August 29, 2009

Compassion for oneself

The issue of self-directed compassion has been coming up in a variety of ways lately -- in my reading [in Compassion: Conceptualisations, Research and Use in Psychotherapy and in Transcending Self-Interest: Psychological Explorations of the Quiet Ego]; in sermons at the mission; and in discussion at Loaves & Fishes.

As a longtime believer in ego reduction, I come at this with bias against being soothing toward oneself [or, as I term it, "the dastardly deed of giving yourself a pass for doing a bunch of stupid shit].

But studies this century on ego have changed the terminology and a sense of what the ego might be and what stable egos might be like. Now, perhaps, ego at its "best," is either quiet or silent, and that it might be good, for some, if not all, to direct compassion toward oneself.
Input from the mission

While matters of outwardly-directed love and compassion come up rarely at the mission [either in the milieu of Homeless World or in the preachers' sermons], they do come up in rather weird ways. One usually-hate-mongering preacher said something I've been mulling over: "God doesn't love you (and everyone else, equally) because of who YOU are, but because of who HE is." The line got hardy approval from the congregants. [Congregants DO hear of how they are much loved, but not about how they should themselves love.]

My immediate reaction was "What the hell!? If He doesn't love us for who WE are, individually, but wholly because He is who He is, then He must love us conceptually, and not for ourselves. And, truly, one can only love a being for his/her unique constituent of qualities; otherwise, it ain't love."

[But, then, God being God, knowing us from the inside, as the Christian preachers claim, He may ONLY be able to know us as particular persons and NOT as conceptions. He knows the numbers of hairs on the head of each of us, it says in the Bible (Matthew 10:30 & Luke 12:7.)]

Later thoughts of mine on the matter were even less damning: We can evoke love of others. We have that power. We can direct ourselves toward loving our enemies (as Jesus famously instructed), for example. At least we might if they are not so narcissistic that they are constantly game-playing. [I don't think a mentally healthy person can love someone whose authentic self is fully shielded. "There's no there there," as is said by psychiatrists about sociopaths.] Still, I insist loving the particular person is necessary for it to be love; people (as opposed to God) cannot love someone conceptially.

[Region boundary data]
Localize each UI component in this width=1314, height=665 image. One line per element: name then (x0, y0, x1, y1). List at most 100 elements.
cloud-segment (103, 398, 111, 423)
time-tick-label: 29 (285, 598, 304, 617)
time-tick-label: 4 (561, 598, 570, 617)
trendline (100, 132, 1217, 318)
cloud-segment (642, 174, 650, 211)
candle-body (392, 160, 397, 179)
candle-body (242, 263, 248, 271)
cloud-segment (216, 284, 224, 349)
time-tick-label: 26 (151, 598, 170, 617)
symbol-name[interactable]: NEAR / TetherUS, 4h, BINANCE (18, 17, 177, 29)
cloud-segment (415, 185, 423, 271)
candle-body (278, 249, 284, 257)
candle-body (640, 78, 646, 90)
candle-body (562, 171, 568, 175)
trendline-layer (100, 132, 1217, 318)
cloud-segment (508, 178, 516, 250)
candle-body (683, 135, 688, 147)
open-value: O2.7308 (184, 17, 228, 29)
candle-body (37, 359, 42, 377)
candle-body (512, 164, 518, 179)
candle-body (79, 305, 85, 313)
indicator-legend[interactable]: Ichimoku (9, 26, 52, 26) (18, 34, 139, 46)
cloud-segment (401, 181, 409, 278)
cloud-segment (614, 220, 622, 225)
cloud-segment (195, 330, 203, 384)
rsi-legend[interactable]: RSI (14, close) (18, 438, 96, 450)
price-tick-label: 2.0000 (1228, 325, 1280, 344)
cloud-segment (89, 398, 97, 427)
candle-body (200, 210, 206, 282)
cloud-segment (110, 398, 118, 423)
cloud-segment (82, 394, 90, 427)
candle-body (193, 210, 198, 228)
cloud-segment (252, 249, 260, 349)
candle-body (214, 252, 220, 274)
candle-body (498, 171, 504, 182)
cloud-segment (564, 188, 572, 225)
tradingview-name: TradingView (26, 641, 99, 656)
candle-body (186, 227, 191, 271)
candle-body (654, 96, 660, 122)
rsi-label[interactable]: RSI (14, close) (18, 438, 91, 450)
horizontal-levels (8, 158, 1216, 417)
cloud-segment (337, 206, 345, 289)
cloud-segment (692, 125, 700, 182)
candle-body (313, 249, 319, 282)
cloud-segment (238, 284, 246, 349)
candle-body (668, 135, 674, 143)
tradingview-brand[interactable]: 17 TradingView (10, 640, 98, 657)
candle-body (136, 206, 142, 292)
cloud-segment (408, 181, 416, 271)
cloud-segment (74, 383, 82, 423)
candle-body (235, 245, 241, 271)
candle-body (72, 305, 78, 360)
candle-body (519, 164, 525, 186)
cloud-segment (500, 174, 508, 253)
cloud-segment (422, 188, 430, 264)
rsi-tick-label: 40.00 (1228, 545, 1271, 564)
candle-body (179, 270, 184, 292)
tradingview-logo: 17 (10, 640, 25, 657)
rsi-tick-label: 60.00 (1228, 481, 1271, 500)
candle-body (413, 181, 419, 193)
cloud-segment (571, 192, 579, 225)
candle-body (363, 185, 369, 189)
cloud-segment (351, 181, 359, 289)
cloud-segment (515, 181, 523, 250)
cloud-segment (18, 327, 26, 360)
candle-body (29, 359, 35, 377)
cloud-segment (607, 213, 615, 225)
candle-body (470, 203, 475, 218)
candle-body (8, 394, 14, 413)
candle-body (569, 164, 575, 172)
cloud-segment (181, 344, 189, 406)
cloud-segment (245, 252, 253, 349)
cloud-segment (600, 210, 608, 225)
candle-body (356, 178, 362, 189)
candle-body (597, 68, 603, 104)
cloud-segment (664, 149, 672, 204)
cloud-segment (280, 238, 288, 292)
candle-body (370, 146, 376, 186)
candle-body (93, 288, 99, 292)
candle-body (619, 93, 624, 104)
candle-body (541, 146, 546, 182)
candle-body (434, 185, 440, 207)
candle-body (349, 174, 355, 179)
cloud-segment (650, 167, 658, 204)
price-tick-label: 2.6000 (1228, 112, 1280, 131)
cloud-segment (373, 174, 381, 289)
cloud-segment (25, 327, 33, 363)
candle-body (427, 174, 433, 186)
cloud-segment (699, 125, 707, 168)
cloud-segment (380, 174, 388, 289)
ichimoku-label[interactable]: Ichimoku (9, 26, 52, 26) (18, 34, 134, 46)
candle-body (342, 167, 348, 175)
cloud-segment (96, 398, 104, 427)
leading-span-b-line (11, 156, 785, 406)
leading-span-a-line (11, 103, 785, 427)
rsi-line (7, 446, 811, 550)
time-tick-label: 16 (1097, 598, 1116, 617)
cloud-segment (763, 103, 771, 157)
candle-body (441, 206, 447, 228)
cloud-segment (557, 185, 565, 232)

**Brief**
Return the passage of the post on self-directed compassion from "Compassion for oneself" to "of stupid shit].", word for word. The records were taken from a separate source.

**Result of the task**
Compassion for oneself

The issue of self-directed compassion has been coming up in a variety of ways lately -- in my reading [in Compassion: Conceptualisations, Research and Use in Psychotherapy and in Transcending Self-Interest: Psychological Explorations of the Quiet Ego]; in sermons at the mission; and in discussion at Loaves & Fishes.

As a longtime believer in ego reduction, I come at this with bias against being soothing toward oneself [or, as I term it, "the dastardly deed of giving yourself a pass for doing a bunch of stupid shit].